** start of DATA SECTION **

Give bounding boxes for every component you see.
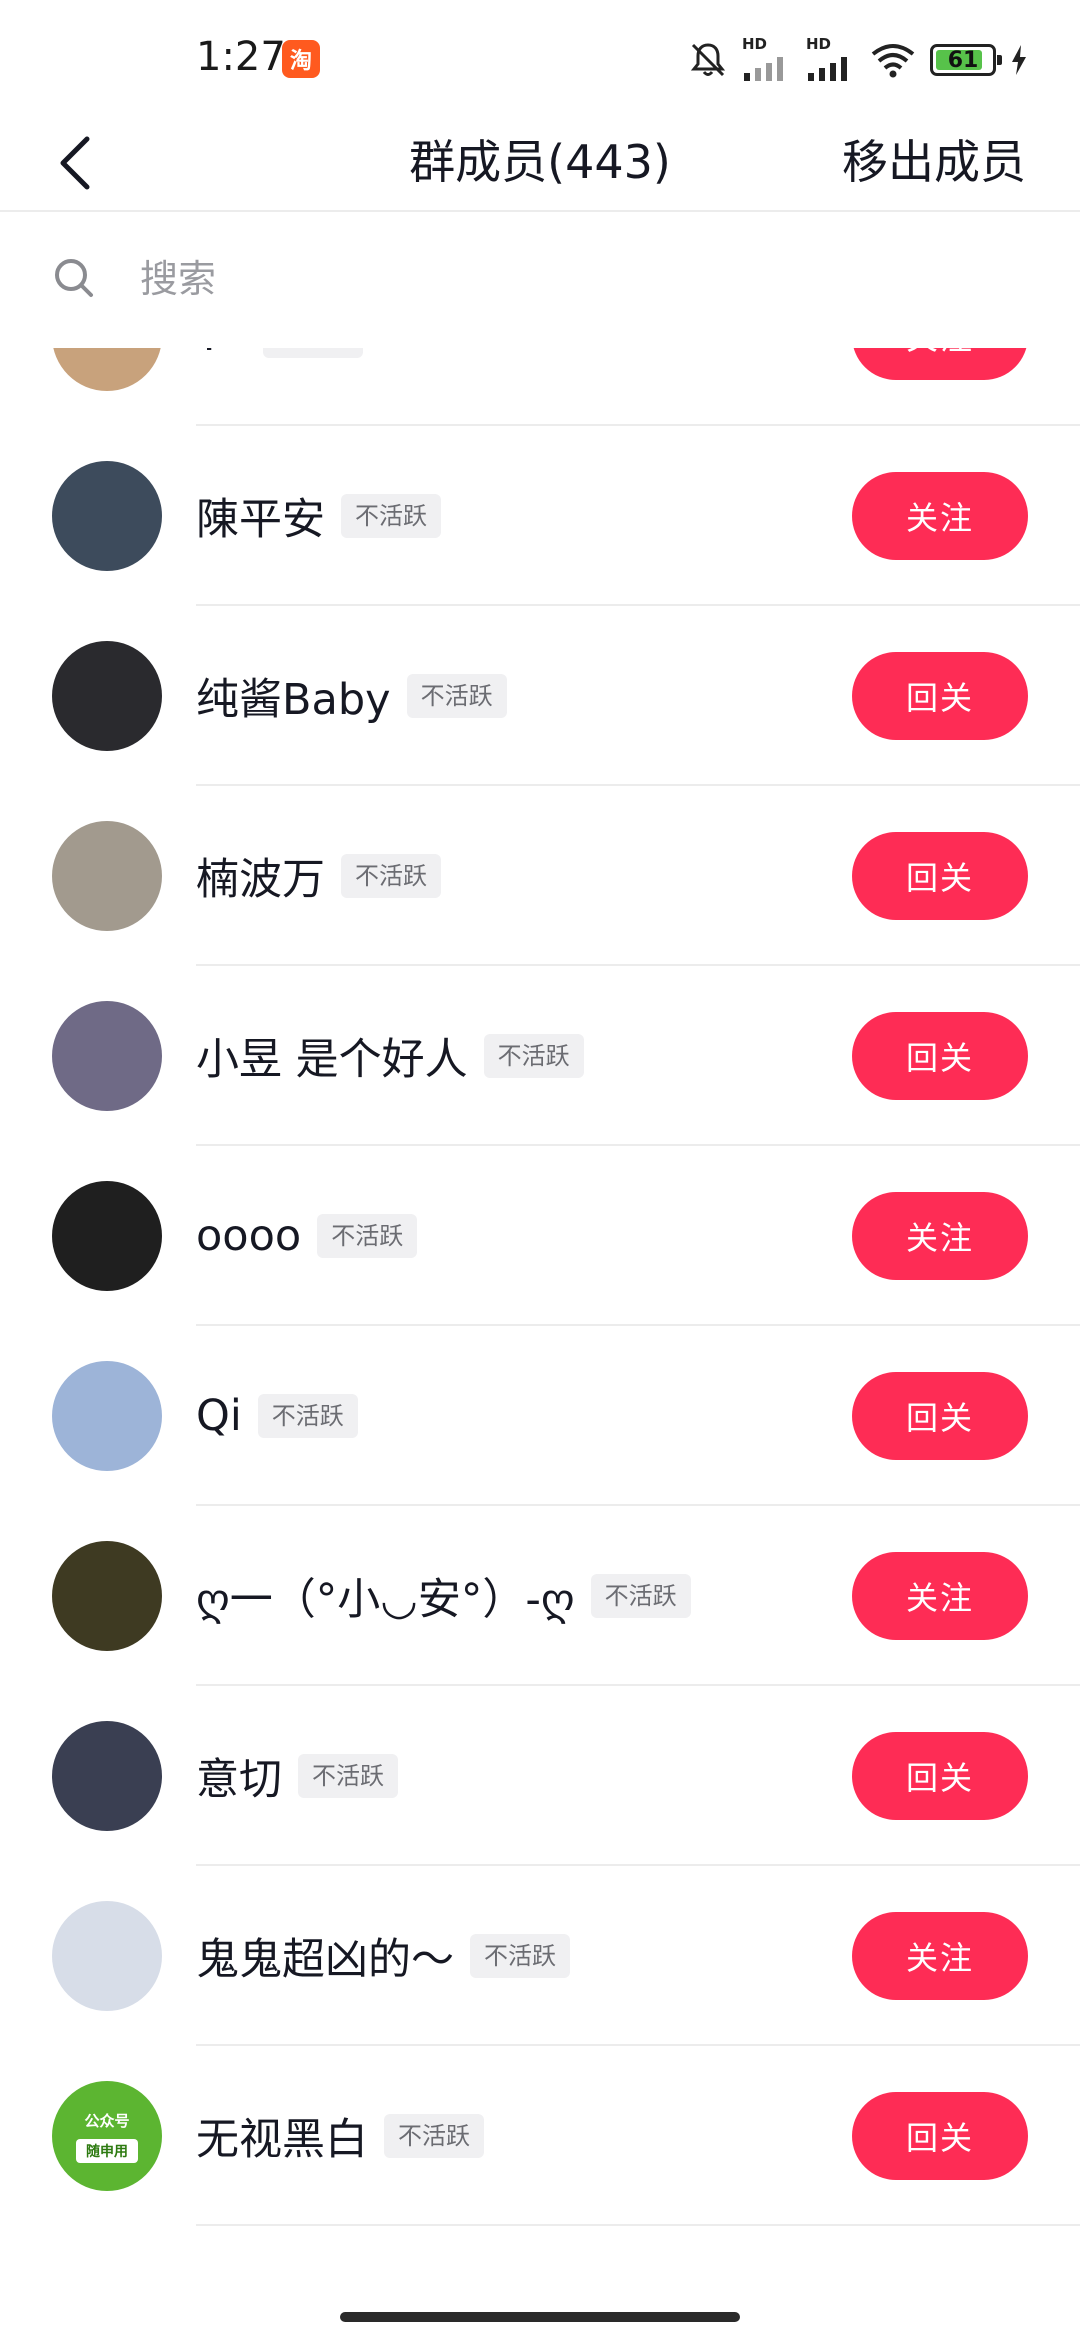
inactive-badge: 不活跃 [590, 1574, 691, 1618]
battery-icon: 61 [930, 44, 1002, 76]
follow-button[interactable]: 回关 [852, 1372, 1028, 1460]
inactive-badge: 不活跃 [257, 1394, 358, 1438]
status-bar: 1:27 淘 HD HD 61 [0, 0, 1080, 112]
follow-button[interactable]: 关注 [852, 1192, 1028, 1280]
member-row[interactable]: 楠波万 不活跃 回关 [0, 786, 1080, 966]
member-name[interactable]: 鬼鬼超凶的～ [196, 1925, 454, 1987]
inactive-badge: 不活跃 [341, 854, 441, 898]
inactive-badge: 不活跃 [317, 1214, 418, 1258]
member-row[interactable]: 纯酱Baby 不活跃 回关 [0, 606, 1080, 786]
taobao-app-icon: 淘 [282, 40, 320, 78]
remove-members-button[interactable]: 移出成员 [842, 122, 1026, 202]
follow-button[interactable]: 回关 [852, 652, 1028, 740]
member-info: 楠波万 不活跃 [196, 786, 441, 966]
search-icon [55, 259, 93, 297]
mute-bell-icon [690, 43, 726, 77]
home-indicator[interactable] [340, 2312, 740, 2322]
member-name[interactable]: Qi [196, 1391, 242, 1441]
wifi-icon [871, 44, 915, 78]
hd-label-1: HD [742, 35, 768, 53]
member-row[interactable]: 意切 不活跃 回关 [0, 1686, 1080, 1866]
member-name[interactable]: 楠波万 [196, 845, 325, 907]
search-input[interactable] [140, 244, 1020, 314]
avatar[interactable] [52, 1361, 162, 1471]
row-divider [196, 2224, 1080, 2226]
follow-button[interactable]: 回关 [852, 2092, 1028, 2180]
inactive-badge: 不活跃 [298, 1754, 398, 1798]
avatar-text-top: 公众号 [84, 2111, 130, 2130]
status-icons: HD HD 61 [688, 35, 1028, 84]
member-row[interactable]: oooo 不活跃 关注 [0, 1146, 1080, 1326]
follow-button[interactable]: 回关 [852, 1732, 1028, 1820]
avatar[interactable] [52, 461, 162, 571]
avatar[interactable] [52, 1181, 162, 1291]
member-row[interactable]: 陳平安 不活跃 关注 [0, 426, 1080, 606]
member-row[interactable]: Qi 不活跃 回关 [0, 1326, 1080, 1506]
battery-level: 61 [947, 47, 979, 73]
signal-hd-1-icon: HD [742, 35, 792, 81]
follow-button[interactable]: 回关 [852, 832, 1028, 920]
member-info: oooo 不活跃 [196, 1146, 418, 1326]
inactive-badge: 不活跃 [483, 1034, 584, 1078]
member-name[interactable]: 陳平安 [196, 485, 325, 547]
avatar[interactable] [52, 1721, 162, 1831]
member-name[interactable]: 无视黑白 [196, 2105, 368, 2167]
member-row[interactable]: ღ一（°小◡安°）-ღ 不活跃 关注 [0, 1506, 1080, 1686]
member-info: 小昱 是个好人 不活跃 [196, 966, 584, 1146]
avatar[interactable] [52, 641, 162, 751]
member-row[interactable]: 小昱 是个好人 不活跃 回关 [0, 966, 1080, 1146]
member-name[interactable]: Yᴵ² [196, 348, 247, 361]
member-name[interactable]: 纯酱Baby [196, 665, 391, 727]
member-info: 鬼鬼超凶的～ 不活跃 [196, 1866, 570, 2046]
avatar[interactable] [52, 348, 162, 391]
status-time: 1:27 [196, 34, 286, 80]
search-bar [0, 214, 1080, 344]
follow-button[interactable]: 关注 [852, 472, 1028, 560]
inactive-badge: 不活跃 [341, 494, 441, 538]
avatar[interactable] [52, 1541, 162, 1651]
follow-button[interactable]: 关注 [852, 1912, 1028, 2000]
member-row[interactable]: 公众号 随申用 无视黑白 不活跃 回关 [0, 2046, 1080, 2226]
avatar[interactable] [52, 1901, 162, 2011]
member-name[interactable]: oooo [196, 1211, 301, 1261]
inactive-badge: 不活跃 [406, 674, 507, 718]
follow-button[interactable]: 关注 [852, 1552, 1028, 1640]
member-info: 无视黑白 不活跃 [196, 2046, 484, 2226]
member-info: ღ一（°小◡安°）-ღ 不活跃 [196, 1506, 691, 1686]
avatar-text-bottom: 随申用 [76, 2138, 138, 2163]
signal-hd-2-icon: HD [806, 35, 856, 81]
member-name[interactable]: 小昱 是个好人 [196, 1025, 468, 1087]
member-info: Yᴵ² 不活跃 [196, 348, 364, 426]
inactive-badge: 不活跃 [263, 348, 364, 358]
member-info: Qi 不活跃 [196, 1326, 358, 1506]
member-row[interactable]: 鬼鬼超凶的～ 不活跃 关注 [0, 1866, 1080, 2046]
member-name[interactable]: ღ一（°小◡安°）-ღ [196, 1565, 575, 1627]
member-list: Yᴵ²不活跃关注陳平安不活跃关注纯酱Baby不活跃回关楠波万不活跃回关小昱 是个… [0, 348, 1080, 2226]
avatar[interactable] [52, 1001, 162, 1111]
member-info: 意切 不活跃 [196, 1686, 398, 1866]
member-row[interactable]: Yᴵ² 不活跃 关注 [0, 348, 1080, 426]
avatar[interactable] [52, 821, 162, 931]
member-info: 陳平安 不活跃 [196, 426, 441, 606]
follow-button[interactable]: 回关 [852, 1012, 1028, 1100]
hd-label-2: HD [806, 35, 832, 53]
nav-bar: 群成员(443) 移出成员 [0, 112, 1080, 212]
follow-button[interactable]: 关注 [852, 348, 1028, 380]
avatar[interactable]: 公众号 随申用 [52, 2081, 162, 2191]
member-list-viewport[interactable]: Yᴵ²不活跃关注陳平安不活跃关注纯酱Baby不活跃回关楠波万不活跃回关小昱 是个… [0, 348, 1080, 2288]
inactive-badge: 不活跃 [384, 2114, 484, 2158]
member-info: 纯酱Baby 不活跃 [196, 606, 507, 786]
member-name[interactable]: 意切 [196, 1745, 282, 1807]
group-members-screen: 1:27 淘 HD HD 61 群成员(443) 移出成员 搜索 陳平安 不活跃… [0, 0, 1080, 2340]
inactive-badge: 不活跃 [470, 1934, 570, 1978]
charging-icon [1012, 45, 1026, 75]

** end of DATA SECTION **

**EXERCISE INSTRUCTIONS:** Copy the records starting at the line that contains "inactive-badge: 不活跃 [590, 1574, 691, 1618]" and ending at the line that contains "member-info: 楠波万 不活跃 [196, 786, 441, 966]", changing every "inactive-badge" to "inactive-label" and leaving everything else unchanged.

**RESULT FOR THIS TASK:**
inactive-label: 不活跃 [590, 1574, 691, 1618]
battery-icon: 61 [930, 44, 1002, 76]
follow-button[interactable]: 回关 [852, 1372, 1028, 1460]
inactive-label: 不活跃 [257, 1394, 358, 1438]
status-bar: 1:27 淘 HD HD 61 [0, 0, 1080, 112]
follow-button[interactable]: 关注 [852, 1192, 1028, 1280]
member-row[interactable]: 楠波万 不活跃 回关 [0, 786, 1080, 966]
member-name[interactable]: 鬼鬼超凶的～ [196, 1925, 454, 1987]
inactive-label: 不活跃 [341, 854, 441, 898]
inactive-label: 不活跃 [317, 1214, 418, 1258]
member-row[interactable]: 纯酱Baby 不活跃 回关 [0, 606, 1080, 786]
taobao-app-icon: 淘 [282, 40, 320, 78]
remove-members-button[interactable]: 移出成员 [842, 122, 1026, 202]
follow-button[interactable]: 回关 [852, 652, 1028, 740]
member-info: 楠波万 不活跃 [196, 786, 441, 966]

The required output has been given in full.